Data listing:
____

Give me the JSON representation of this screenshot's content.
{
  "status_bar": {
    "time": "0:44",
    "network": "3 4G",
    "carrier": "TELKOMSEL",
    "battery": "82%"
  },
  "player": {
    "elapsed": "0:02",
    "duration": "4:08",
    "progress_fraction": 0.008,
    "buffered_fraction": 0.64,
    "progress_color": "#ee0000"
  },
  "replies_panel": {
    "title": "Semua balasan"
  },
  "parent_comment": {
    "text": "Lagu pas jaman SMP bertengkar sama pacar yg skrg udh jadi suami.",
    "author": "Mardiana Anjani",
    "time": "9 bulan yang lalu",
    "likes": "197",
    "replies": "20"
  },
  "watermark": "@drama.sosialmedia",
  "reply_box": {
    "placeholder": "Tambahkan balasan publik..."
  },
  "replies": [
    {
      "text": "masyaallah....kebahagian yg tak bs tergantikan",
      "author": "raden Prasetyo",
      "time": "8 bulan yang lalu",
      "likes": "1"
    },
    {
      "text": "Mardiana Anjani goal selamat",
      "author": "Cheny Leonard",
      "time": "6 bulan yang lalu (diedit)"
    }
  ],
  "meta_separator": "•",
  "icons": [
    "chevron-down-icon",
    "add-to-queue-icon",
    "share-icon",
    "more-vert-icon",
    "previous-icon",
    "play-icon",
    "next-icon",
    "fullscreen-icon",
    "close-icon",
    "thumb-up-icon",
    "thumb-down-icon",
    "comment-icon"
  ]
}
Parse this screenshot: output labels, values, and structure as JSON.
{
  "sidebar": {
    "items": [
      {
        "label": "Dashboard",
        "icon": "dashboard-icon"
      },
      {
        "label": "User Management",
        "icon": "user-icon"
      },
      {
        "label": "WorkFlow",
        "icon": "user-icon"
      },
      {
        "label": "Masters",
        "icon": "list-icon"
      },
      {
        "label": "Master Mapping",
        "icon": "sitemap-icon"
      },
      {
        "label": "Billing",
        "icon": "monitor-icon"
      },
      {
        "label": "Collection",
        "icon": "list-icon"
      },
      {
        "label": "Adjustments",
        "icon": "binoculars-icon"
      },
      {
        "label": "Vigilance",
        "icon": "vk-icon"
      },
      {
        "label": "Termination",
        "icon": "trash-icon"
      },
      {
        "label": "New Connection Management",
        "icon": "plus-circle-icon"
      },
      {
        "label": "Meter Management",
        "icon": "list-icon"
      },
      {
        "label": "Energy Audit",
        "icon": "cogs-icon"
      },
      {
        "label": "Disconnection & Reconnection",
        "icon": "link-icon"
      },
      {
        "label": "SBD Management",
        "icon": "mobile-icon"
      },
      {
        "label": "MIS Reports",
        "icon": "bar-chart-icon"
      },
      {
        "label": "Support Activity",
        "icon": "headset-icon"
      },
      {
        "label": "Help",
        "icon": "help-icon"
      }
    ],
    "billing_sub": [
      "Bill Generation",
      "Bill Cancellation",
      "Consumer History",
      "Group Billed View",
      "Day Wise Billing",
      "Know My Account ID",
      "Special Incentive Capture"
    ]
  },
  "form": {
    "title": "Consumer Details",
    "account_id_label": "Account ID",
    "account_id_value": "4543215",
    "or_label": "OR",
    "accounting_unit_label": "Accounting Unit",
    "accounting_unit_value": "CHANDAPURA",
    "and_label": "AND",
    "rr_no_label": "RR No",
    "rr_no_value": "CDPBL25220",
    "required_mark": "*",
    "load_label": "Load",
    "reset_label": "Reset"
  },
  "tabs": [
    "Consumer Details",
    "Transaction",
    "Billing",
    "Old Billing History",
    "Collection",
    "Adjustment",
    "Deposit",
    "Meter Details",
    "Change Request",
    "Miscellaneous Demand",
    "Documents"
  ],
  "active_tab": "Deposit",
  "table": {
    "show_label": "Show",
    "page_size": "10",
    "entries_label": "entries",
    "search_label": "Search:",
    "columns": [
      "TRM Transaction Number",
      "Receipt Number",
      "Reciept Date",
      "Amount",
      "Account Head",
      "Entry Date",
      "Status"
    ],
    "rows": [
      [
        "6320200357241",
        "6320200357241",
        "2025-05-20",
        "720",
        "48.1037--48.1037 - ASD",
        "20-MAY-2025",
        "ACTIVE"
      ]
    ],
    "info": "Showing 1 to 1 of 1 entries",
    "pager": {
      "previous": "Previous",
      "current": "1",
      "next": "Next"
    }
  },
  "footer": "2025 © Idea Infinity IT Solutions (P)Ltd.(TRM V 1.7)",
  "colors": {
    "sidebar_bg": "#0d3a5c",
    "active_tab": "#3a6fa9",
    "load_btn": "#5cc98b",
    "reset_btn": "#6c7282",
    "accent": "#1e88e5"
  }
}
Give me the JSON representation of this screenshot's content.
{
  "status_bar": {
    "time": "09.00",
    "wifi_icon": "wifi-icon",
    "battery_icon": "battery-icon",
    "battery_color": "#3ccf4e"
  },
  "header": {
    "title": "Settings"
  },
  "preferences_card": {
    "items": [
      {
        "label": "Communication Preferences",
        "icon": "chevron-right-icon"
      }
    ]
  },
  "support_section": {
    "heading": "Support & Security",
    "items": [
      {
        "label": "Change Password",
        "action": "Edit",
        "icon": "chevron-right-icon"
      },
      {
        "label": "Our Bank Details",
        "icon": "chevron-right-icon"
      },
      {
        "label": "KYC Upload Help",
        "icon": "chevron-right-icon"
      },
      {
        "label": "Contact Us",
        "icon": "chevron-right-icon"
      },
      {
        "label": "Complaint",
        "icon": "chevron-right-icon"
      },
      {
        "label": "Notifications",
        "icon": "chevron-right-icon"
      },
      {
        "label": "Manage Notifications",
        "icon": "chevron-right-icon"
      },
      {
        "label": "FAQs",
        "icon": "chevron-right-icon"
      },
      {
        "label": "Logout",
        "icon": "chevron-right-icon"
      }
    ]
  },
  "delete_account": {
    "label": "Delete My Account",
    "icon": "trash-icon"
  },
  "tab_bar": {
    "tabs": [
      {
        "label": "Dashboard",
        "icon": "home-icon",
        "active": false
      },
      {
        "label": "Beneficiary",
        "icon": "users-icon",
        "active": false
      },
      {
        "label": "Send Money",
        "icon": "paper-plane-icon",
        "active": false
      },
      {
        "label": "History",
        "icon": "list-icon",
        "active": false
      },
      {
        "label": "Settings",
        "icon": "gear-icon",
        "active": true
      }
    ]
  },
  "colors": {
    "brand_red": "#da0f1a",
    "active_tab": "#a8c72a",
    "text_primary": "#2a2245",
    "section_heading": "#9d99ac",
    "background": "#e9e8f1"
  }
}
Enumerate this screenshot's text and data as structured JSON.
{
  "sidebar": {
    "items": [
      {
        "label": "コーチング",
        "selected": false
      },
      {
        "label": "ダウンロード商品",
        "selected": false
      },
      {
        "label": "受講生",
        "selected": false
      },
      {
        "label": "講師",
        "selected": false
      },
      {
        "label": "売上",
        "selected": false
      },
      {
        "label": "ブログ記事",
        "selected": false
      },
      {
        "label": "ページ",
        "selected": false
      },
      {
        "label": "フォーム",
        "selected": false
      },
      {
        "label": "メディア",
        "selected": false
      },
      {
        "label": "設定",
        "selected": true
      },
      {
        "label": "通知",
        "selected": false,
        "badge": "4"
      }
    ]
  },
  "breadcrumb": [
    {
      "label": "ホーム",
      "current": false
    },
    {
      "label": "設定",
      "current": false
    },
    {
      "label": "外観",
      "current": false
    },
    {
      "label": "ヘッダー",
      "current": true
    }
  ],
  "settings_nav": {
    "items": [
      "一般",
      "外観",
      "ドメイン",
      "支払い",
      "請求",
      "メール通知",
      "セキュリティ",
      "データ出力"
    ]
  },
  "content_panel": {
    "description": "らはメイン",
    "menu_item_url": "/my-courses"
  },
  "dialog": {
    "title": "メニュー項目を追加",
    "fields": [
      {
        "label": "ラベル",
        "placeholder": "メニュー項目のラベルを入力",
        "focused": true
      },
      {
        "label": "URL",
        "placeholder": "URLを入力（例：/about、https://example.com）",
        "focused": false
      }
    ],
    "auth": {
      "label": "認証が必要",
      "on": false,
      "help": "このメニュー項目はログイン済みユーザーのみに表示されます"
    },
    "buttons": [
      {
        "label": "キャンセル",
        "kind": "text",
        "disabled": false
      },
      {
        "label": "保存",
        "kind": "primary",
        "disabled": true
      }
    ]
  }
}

____

THE TASK:
Look above for lines with the word "screenshot" and copy them all.

FULL OUTPUT:
Give me the JSON representation of this screenshot's content.
Parse this screenshot: output labels, values, and structure as JSON.
Give me the JSON representation of this screenshot's content.
Enumerate this screenshot's text and data as structured JSON.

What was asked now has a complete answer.